*** Supplied material
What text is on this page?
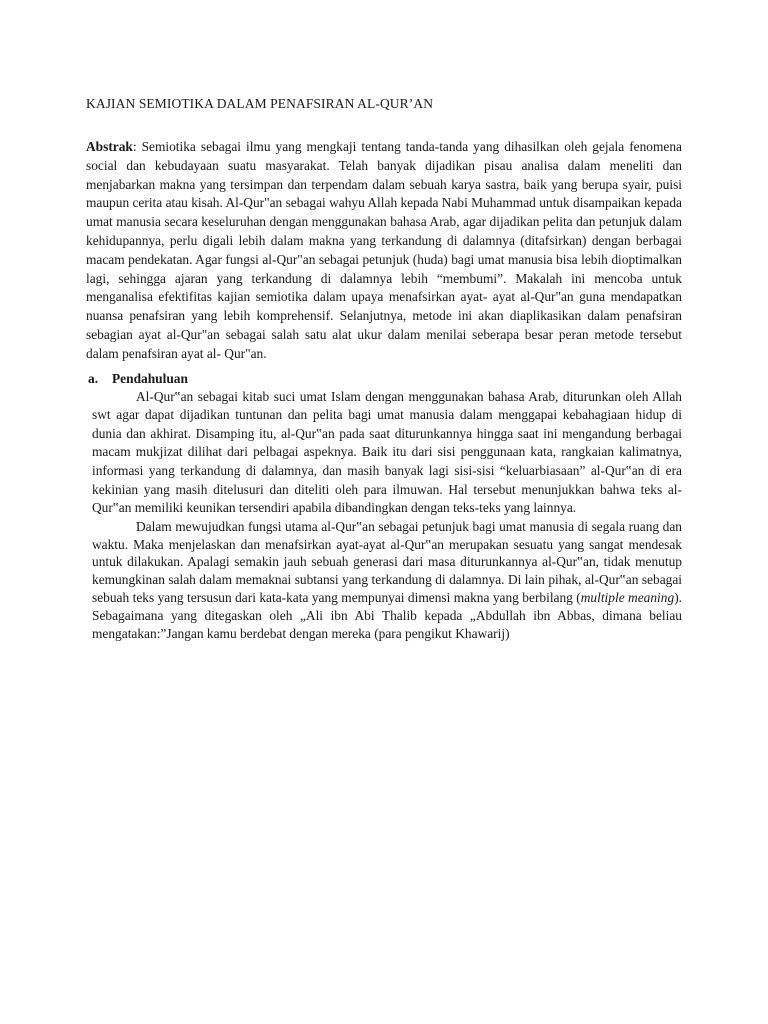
KAJIAN SEMIOTIKA DALAM PENAFSIRAN AL-QUR’AN

Abstrak: Semiotika sebagai ilmu yang mengkaji tentang tanda-tanda yang dihasilkan oleh gejala fenomena social dan kebudayaan suatu masyarakat. Telah banyak dijadikan pisau analisa dalam meneliti dan menjabarkan makna yang tersimpan dan terpendam dalam sebuah karya sastra, baik yang berupa syair, puisi maupun cerita atau kisah. Al-Qur"an sebagai wahyu Allah kepada Nabi Muhammad untuk disampaikan kepada umat manusia secara keseluruhan dengan menggunakan bahasa Arab, agar dijadikan pelita dan petunjuk dalam kehidupannya, perlu digali lebih dalam makna yang terkandung di dalamnya (ditafsirkan) dengan berbagai macam pendekatan. Agar fungsi al-Qur"an sebagai petunjuk (huda) bagi umat manusia bisa lebih dioptimalkan lagi, sehingga ajaran yang terkandung di dalamnya lebih “membumi”. Makalah ini mencoba untuk menganalisa efektifitas kajian semiotika dalam upaya menafsirkan ayat- ayat al-Qur"an guna mendapatkan nuansa penafsiran yang lebih komprehensif. Selanjutnya, metode ini akan diaplikasikan dalam penafsiran sebagian ayat al-Qur"an sebagai salah satu alat ukur dalam menilai seberapa besar peran metode tersebut dalam penafsiran ayat al- Qur"an.

a. Pendahuluan

Al-Qur‟an sebagai kitab suci umat Islam dengan menggunakan bahasa Arab, diturunkan oleh Allah swt agar dapat dijadikan tuntunan dan pelita bagi umat manusia dalam menggapai kebahagiaan hidup di dunia dan akhirat. Disamping itu, al-Qur‟an pada saat diturunkannya hingga saat ini mengandung berbagai macam mukjizat dilihat dari pelbagai aspeknya. Baik itu dari sisi penggunaan kata, rangkaian kalimatnya, informasi yang terkandung di dalamnya, dan masih banyak lagi sisi-sisi “keluarbiasaan” al-Qur‟an di era kekinian yang masih ditelusuri dan diteliti oleh para ilmuwan. Hal tersebut menunjukkan bahwa teks al-Qur‟an memiliki keunikan tersendiri apabila dibandingkan dengan teks-teks yang lainnya.

Dalam mewujudkan fungsi utama al-Qur‟an sebagai petunjuk bagi umat manusia di segala ruang dan waktu. Maka menjelaskan dan menafsirkan ayat-ayat al-Qur‟an merupakan sesuatu yang sangat mendesak untuk dilakukan. Apalagi semakin jauh sebuah generasi dari masa diturunkannya al-Qur‟an, tidak menutup kemungkinan salah dalam memaknai subtansi yang terkandung di dalamnya. Di lain pihak, al-Qur‟an sebagai sebuah teks yang tersusun dari kata-kata yang mempunyai dimensi makna yang berbilang (multiple meaning). Sebagaimana yang ditegaskan oleh „Ali ibn Abi Thalib kepada „Abdullah ibn Abbas, dimana beliau mengatakan:”Jangan kamu berdebat dengan mereka (para pengikut Khawarij)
******
» **Work to complete**
Using the listing above, return all lines where the word "fungsi" occurs.

» **Written response**
Abstrak: Semiotika sebagai ilmu yang mengkaji tentang tanda-tanda yang dihasilkan oleh gejala fenomena social dan kebudayaan suatu masyarakat. Telah banyak dijadikan pisau analisa dalam meneliti dan menjabarkan makna yang tersimpan dan terpendam dalam sebuah karya sastra, baik yang berupa syair, puisi maupun cerita atau kisah. Al-Qur"an sebagai wahyu Allah kepada Nabi Muhammad untuk disampaikan kepada umat manusia secara keseluruhan dengan menggunakan bahasa Arab, agar dijadikan pelita dan petunjuk dalam kehidupannya, perlu digali lebih dalam makna yang terkandung di dalamnya (ditafsirkan) dengan berbagai macam pendekatan. Agar fungsi al-Qur"an sebagai petunjuk (huda) bagi umat manusia bisa lebih dioptimalkan lagi, sehingga ajaran yang terkandung di dalamnya lebih “membumi”. Makalah ini mencoba untuk menganalisa efektifitas kajian semiotika dalam upaya menafsirkan ayat- ayat al-Qur"an guna mendapatkan nuansa penafsiran yang lebih komprehensif. Selanjutnya, metode ini akan diaplikasikan dalam penafsiran sebagian ayat al-Qur"an sebagai salah satu alat ukur dalam menilai seberapa besar peran metode tersebut dalam penafsiran ayat al- Qur"an.
Dalam mewujudkan fungsi utama al-Qur‟an sebagai petunjuk bagi umat manusia di segala ruang dan waktu. Maka menjelaskan dan menafsirkan ayat-ayat al-Qur‟an merupakan sesuatu yang sangat mendesak untuk dilakukan. Apalagi semakin jauh sebuah generasi dari masa diturunkannya al-Qur‟an, tidak menutup kemungkinan salah dalam memaknai subtansi yang terkandung di dalamnya. Di lain pihak, al-Qur‟an sebagai sebuah teks yang tersusun dari kata-kata yang mempunyai dimensi makna yang berbilang (multiple meaning). Sebagaimana yang ditegaskan oleh „Ali ibn Abi Thalib kepada „Abdullah ibn Abbas, dimana beliau mengatakan:”Jangan kamu berdebat dengan mereka (para pengikut Khawarij)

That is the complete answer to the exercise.